** Start THE INPUT **

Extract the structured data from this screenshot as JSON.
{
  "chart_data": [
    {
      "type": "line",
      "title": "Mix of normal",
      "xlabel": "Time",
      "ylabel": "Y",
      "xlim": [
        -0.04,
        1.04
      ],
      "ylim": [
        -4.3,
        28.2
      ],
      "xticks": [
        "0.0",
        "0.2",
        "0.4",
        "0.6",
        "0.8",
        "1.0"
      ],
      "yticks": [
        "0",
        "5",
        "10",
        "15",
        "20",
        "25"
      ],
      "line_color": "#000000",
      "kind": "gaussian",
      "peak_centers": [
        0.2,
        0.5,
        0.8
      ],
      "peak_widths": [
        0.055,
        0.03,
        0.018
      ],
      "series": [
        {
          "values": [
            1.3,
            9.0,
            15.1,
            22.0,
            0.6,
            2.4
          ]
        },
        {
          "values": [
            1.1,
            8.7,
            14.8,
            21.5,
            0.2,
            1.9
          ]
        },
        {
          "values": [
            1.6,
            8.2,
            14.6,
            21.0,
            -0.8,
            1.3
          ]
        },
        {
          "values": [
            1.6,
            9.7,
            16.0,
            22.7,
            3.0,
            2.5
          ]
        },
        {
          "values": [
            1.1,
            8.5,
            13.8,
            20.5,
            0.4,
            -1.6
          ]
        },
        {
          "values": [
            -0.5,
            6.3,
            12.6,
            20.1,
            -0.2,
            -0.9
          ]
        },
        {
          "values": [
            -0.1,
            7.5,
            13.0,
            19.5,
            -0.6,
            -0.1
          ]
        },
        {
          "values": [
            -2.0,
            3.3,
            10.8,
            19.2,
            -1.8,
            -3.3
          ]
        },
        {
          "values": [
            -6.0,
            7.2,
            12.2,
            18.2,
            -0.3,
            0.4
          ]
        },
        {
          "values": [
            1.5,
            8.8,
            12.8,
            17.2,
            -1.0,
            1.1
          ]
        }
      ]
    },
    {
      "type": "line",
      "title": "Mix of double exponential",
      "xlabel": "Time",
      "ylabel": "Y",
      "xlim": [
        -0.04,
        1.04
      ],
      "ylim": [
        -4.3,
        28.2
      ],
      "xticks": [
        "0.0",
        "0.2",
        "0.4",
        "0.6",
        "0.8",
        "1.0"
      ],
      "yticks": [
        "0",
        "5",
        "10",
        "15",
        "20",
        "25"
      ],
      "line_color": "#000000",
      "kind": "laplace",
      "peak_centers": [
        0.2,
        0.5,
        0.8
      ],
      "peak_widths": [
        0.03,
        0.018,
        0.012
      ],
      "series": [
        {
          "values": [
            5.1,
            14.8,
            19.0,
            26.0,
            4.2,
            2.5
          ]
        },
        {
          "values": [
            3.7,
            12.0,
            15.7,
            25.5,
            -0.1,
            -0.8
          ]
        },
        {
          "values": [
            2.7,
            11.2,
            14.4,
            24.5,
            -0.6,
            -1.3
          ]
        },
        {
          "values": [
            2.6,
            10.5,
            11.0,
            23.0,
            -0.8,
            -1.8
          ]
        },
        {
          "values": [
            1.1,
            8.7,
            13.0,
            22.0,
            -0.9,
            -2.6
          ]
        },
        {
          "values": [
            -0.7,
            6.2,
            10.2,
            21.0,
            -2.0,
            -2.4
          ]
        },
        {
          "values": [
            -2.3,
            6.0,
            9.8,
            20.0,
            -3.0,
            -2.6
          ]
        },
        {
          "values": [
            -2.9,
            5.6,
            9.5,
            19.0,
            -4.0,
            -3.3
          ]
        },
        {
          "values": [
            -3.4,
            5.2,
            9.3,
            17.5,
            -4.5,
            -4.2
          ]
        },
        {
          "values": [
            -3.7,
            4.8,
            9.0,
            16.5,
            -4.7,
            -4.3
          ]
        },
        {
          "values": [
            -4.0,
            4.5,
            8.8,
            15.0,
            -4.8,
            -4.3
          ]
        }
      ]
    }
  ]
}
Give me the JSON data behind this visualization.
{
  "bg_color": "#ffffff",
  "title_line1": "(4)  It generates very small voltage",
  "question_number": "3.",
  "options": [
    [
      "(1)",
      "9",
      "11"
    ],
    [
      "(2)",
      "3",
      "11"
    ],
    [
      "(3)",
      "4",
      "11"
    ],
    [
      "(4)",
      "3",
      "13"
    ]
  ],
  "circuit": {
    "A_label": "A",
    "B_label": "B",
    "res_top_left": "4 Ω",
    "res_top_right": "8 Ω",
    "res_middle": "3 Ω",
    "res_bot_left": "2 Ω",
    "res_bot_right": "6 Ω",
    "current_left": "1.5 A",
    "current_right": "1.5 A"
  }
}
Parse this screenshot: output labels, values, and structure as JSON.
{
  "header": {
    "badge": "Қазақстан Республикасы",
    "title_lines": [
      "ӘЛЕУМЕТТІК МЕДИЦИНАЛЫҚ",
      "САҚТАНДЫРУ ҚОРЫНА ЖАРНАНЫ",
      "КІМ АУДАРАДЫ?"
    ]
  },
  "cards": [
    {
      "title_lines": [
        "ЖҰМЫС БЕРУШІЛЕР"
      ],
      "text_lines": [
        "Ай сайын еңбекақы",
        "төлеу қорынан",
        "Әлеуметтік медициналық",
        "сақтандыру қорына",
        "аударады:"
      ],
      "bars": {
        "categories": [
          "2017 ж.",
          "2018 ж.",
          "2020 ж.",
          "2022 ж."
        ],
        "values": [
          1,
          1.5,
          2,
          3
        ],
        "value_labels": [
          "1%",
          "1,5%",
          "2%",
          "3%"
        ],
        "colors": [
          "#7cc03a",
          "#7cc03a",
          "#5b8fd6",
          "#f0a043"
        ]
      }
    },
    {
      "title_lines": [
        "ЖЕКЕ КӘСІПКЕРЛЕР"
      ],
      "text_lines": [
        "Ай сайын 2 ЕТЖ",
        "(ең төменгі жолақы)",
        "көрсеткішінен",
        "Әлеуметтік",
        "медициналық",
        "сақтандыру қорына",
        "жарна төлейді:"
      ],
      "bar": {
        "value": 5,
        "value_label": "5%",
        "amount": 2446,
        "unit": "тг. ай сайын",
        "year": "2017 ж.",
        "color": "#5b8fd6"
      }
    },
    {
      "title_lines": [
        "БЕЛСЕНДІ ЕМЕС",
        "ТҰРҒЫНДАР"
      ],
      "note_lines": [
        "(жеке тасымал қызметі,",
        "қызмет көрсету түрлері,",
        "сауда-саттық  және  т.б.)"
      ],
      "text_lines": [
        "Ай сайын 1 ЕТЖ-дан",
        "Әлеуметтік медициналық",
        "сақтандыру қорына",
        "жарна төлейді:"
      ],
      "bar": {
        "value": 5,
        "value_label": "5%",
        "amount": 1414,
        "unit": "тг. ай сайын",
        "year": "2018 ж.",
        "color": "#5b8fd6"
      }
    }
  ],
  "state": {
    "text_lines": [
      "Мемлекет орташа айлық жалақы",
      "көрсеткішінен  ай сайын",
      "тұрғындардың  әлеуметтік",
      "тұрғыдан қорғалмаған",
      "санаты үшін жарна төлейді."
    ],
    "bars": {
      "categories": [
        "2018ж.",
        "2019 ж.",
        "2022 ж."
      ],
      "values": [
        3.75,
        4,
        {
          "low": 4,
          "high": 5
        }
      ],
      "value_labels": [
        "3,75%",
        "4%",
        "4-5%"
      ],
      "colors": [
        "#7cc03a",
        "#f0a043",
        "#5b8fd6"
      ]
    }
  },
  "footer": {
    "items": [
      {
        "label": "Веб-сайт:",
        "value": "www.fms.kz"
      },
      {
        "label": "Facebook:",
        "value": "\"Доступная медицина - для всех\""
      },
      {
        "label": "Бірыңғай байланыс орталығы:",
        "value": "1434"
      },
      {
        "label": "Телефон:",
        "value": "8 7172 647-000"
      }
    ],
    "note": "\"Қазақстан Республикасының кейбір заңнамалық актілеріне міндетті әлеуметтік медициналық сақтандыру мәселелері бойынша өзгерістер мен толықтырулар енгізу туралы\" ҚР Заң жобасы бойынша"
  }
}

** End THE INPUT **

PROBLEM
Above are the records. Copy every line in them holding "сайын".

RESPONSE
        "Ай сайын еңбекақы",
        "Ай сайын 2 ЕТЖ",
        "unit": "тг. ай сайын",
        "Ай сайын 1 ЕТЖ-дан",
        "unit": "тг. ай сайын",
      "көрсеткішінен  ай сайын",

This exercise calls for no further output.